▶ GIVEN EXERCISE
Each line of the listing must be transcribed exactly, except for the images, which should be excluded.
--- begin GIVEN RECORDS ---
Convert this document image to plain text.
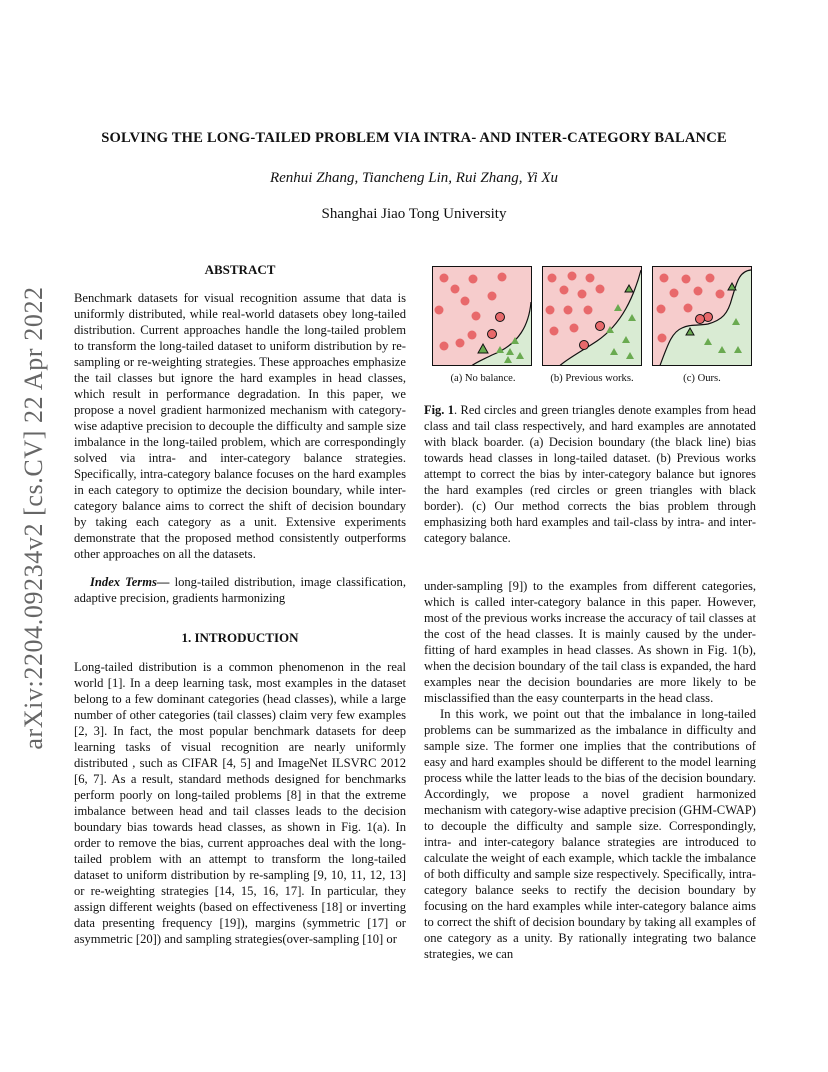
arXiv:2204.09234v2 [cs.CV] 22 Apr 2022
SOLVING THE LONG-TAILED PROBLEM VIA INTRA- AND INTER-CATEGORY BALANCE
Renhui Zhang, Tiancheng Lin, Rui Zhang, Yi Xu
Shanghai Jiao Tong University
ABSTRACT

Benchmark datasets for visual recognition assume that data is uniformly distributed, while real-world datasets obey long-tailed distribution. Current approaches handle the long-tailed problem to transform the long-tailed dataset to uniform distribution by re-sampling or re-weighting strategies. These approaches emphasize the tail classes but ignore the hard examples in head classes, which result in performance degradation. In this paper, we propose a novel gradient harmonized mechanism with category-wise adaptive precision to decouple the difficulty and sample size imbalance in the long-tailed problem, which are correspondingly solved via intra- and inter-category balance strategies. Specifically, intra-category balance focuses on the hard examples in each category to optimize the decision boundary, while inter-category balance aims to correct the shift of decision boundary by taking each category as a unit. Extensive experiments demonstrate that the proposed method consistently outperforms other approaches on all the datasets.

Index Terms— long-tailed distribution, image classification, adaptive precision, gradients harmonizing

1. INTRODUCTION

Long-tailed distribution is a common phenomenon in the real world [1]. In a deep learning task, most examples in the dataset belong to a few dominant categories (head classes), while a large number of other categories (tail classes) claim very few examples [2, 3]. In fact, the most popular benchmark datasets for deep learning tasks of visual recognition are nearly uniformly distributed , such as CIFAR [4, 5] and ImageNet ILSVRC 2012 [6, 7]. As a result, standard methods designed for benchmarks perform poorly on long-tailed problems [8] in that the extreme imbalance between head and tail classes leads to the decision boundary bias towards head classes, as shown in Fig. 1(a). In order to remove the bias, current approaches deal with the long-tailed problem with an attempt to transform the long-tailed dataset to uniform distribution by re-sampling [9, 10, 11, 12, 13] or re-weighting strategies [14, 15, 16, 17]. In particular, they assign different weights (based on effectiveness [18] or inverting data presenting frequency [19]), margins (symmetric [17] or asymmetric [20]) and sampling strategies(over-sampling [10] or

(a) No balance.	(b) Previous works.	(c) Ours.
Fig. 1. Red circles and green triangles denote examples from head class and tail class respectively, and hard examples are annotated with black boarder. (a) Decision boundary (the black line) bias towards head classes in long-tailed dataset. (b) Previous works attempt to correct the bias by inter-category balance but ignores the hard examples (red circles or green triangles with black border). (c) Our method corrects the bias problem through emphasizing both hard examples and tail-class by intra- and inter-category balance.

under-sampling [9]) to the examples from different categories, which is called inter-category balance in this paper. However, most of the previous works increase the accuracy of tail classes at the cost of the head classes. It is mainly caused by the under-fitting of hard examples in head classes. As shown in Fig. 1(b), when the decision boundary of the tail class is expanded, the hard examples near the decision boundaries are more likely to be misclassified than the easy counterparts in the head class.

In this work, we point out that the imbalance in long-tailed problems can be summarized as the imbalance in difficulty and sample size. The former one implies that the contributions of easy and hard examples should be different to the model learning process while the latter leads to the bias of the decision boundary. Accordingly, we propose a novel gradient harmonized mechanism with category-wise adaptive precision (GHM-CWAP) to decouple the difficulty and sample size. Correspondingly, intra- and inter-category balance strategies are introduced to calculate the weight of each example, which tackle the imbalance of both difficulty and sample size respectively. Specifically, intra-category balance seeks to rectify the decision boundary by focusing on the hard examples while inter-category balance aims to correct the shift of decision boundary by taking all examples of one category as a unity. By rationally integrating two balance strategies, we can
--- end GIVEN RECORDS ---
▶ TASK RESULT
Convert this document image to plain text.
arXiv:2204.09234v2 [cs.CV] 22 Apr 2022
SOLVING THE LONG-TAILED PROBLEM VIA INTRA- AND INTER-CATEGORY BALANCE
Renhui Zhang, Tiancheng Lin, Rui Zhang, Yi Xu
Shanghai Jiao Tong University
ABSTRACT

Benchmark datasets for visual recognition assume that data is uniformly distributed, while real-world datasets obey long-tailed distribution. Current approaches handle the long-tailed problem to transform the long-tailed dataset to uniform distribution by re-sampling or re-weighting strategies. These approaches emphasize the tail classes but ignore the hard examples in head classes, which result in performance degradation. In this paper, we propose a novel gradient harmonized mechanism with category-wise adaptive precision to decouple the difficulty and sample size imbalance in the long-tailed problem, which are correspondingly solved via intra- and inter-category balance strategies. Specifically, intra-category balance focuses on the hard examples in each category to optimize the decision boundary, while inter-category balance aims to correct the shift of decision boundary by taking each category as a unit. Extensive experiments demonstrate that the proposed method consistently outperforms other approaches on all the datasets.

Index Terms— long-tailed distribution, image classification, adaptive precision, gradients harmonizing

1. INTRODUCTION

Long-tailed distribution is a common phenomenon in the real world [1]. In a deep learning task, most examples in the dataset belong to a few dominant categories (head classes), while a large number of other categories (tail classes) claim very few examples [2, 3]. In fact, the most popular benchmark datasets for deep learning tasks of visual recognition are nearly uniformly distributed , such as CIFAR [4, 5] and ImageNet ILSVRC 2012 [6, 7]. As a result, standard methods designed for benchmarks perform poorly on long-tailed problems [8] in that the extreme imbalance between head and tail classes leads to the decision boundary bias towards head classes, as shown in Fig. 1(a). In order to remove the bias, current approaches deal with the long-tailed problem with an attempt to transform the long-tailed dataset to uniform distribution by re-sampling [9, 10, 11, 12, 13] or re-weighting strategies [14, 15, 16, 17]. In particular, they assign different weights (based on effectiveness [18] or inverting data presenting frequency [19]), margins (symmetric [17] or asymmetric [20]) and sampling strategies(over-sampling [10] or

(a) No balance.	(b) Previous works.	(c) Ours.
Fig. 1. Red circles and green triangles denote examples from head class and tail class respectively, and hard examples are annotated with black boarder. (a) Decision boundary (the black line) bias towards head classes in long-tailed dataset. (b) Previous works attempt to correct the bias by inter-category balance but ignores the hard examples (red circles or green triangles with black border). (c) Our method corrects the bias problem through emphasizing both hard examples and tail-class by intra- and inter-category balance.

under-sampling [9]) to the examples from different categories, which is called inter-category balance in this paper. However, most of the previous works increase the accuracy of tail classes at the cost of the head classes. It is mainly caused by the under-fitting of hard examples in head classes. As shown in Fig. 1(b), when the decision boundary of the tail class is expanded, the hard examples near the decision boundaries are more likely to be misclassified than the easy counterparts in the head class.

In this work, we point out that the imbalance in long-tailed problems can be summarized as the imbalance in difficulty and sample size. The former one implies that the contributions of easy and hard examples should be different to the model learning process while the latter leads to the bias of the decision boundary. Accordingly, we propose a novel gradient harmonized mechanism with category-wise adaptive precision (GHM-CWAP) to decouple the difficulty and sample size. Correspondingly, intra- and inter-category balance strategies are introduced to calculate the weight of each example, which tackle the imbalance of both difficulty and sample size respectively. Specifically, intra-category balance seeks to rectify the decision boundary by focusing on the hard examples while inter-category balance aims to correct the shift of decision boundary by taking all examples of one category as a unity. By rationally integrating two balance strategies, we can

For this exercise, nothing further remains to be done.